Short problem | Look for the string "CPECC" and copy every line that has it.

Data |
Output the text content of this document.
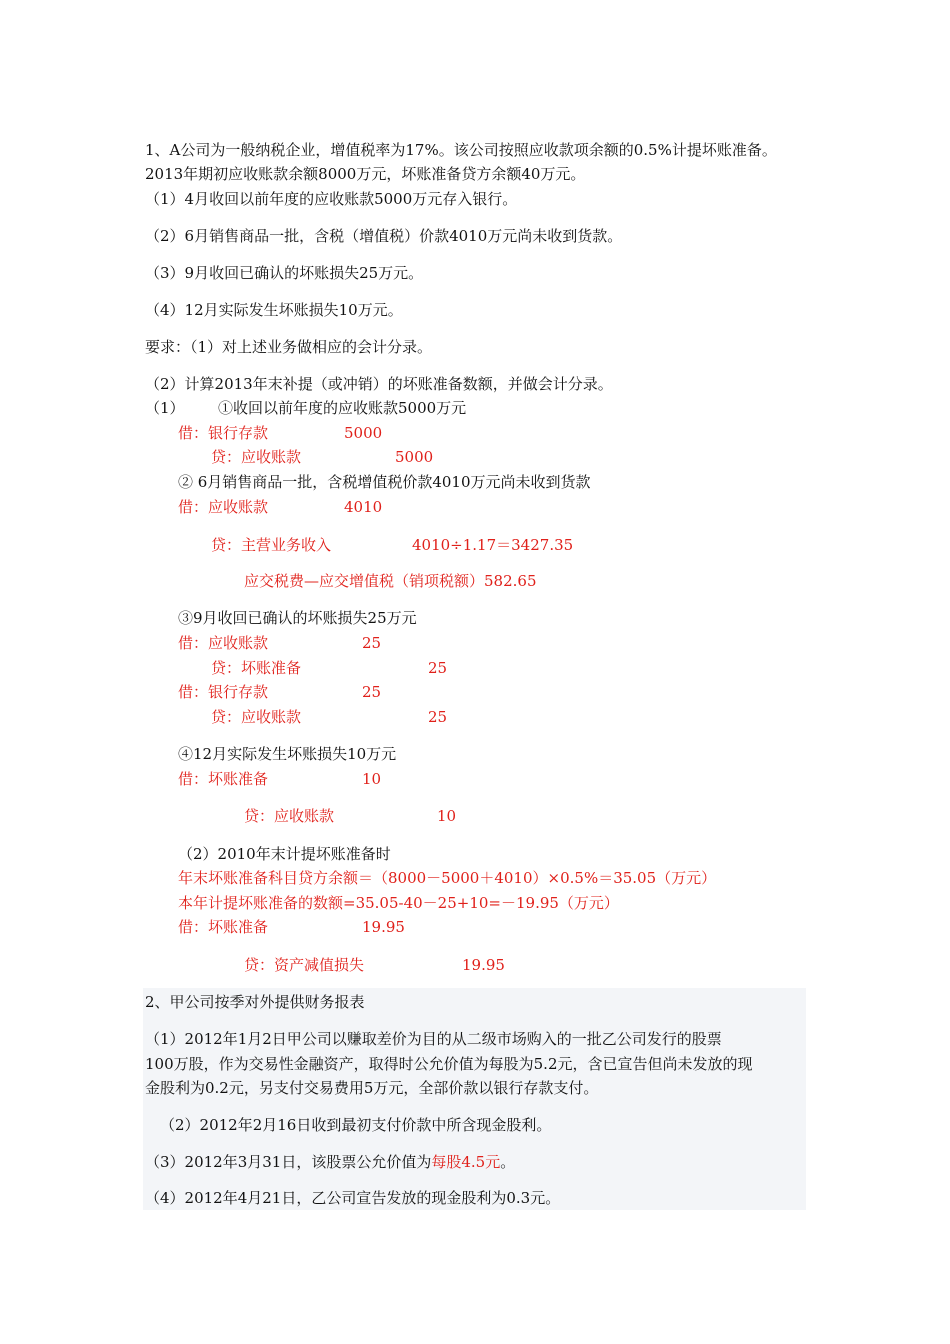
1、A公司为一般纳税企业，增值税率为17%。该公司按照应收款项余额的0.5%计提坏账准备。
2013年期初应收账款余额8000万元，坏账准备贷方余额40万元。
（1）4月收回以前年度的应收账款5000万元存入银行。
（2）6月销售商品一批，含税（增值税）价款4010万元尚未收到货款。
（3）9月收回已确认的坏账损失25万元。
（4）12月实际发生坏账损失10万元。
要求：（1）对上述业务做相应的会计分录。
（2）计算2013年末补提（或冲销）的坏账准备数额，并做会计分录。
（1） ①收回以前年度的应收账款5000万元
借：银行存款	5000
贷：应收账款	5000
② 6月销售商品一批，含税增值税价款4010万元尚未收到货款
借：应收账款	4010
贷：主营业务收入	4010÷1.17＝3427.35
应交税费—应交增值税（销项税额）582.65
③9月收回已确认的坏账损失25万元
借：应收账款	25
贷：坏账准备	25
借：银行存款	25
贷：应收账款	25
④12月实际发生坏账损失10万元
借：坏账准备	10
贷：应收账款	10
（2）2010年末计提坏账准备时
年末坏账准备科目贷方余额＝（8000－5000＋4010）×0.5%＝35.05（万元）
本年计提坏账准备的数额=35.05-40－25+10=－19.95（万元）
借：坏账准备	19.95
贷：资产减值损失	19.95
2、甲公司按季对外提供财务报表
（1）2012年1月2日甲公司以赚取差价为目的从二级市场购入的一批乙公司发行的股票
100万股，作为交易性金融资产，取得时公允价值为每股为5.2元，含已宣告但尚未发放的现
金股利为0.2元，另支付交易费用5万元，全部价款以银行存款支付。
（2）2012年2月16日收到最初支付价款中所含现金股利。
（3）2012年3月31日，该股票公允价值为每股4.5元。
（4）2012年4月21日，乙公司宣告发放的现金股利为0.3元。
==
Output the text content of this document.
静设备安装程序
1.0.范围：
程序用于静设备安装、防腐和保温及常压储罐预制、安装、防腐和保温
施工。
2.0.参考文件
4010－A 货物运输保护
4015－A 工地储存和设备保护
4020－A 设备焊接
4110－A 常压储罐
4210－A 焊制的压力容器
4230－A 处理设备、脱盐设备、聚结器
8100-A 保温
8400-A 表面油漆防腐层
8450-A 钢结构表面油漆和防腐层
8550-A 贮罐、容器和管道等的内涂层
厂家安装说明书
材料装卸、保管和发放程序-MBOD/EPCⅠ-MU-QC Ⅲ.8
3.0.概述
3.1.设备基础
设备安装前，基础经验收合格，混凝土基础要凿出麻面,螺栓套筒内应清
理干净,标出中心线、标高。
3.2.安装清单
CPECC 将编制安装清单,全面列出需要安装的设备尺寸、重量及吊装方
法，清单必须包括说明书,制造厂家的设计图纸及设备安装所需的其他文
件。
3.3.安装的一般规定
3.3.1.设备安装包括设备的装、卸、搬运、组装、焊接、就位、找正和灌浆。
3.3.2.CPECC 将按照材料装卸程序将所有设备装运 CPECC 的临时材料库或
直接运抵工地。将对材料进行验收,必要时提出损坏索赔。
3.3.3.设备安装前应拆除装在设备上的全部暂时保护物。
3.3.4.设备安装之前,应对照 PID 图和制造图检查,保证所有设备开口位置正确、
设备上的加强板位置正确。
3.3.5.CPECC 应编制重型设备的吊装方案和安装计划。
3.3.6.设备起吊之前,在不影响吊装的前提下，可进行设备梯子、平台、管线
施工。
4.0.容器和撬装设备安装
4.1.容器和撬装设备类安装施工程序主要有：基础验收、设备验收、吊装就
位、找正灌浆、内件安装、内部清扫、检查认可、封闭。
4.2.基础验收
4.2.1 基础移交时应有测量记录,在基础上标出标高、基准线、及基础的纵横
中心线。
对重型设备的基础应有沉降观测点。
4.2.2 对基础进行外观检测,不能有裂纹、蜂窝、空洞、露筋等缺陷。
--
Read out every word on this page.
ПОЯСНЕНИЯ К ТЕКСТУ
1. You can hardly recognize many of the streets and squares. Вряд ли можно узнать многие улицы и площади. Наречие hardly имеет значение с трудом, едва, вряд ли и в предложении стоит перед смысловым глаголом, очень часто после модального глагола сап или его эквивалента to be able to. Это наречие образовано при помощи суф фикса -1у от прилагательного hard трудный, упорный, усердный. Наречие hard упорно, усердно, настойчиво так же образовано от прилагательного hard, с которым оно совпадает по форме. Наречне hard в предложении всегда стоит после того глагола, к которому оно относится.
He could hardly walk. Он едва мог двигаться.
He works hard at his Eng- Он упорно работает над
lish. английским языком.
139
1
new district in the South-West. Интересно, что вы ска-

Completed exercise |
CPECC 将编制安装清单,全面列出需要安装的设备尺寸、重量及吊装方
3.3.2.CPECC 将按照材料装卸程序将所有设备装运 CPECC 的临时材料库或
3.3.5.CPECC 应编制重型设备的吊装方案和安装计划。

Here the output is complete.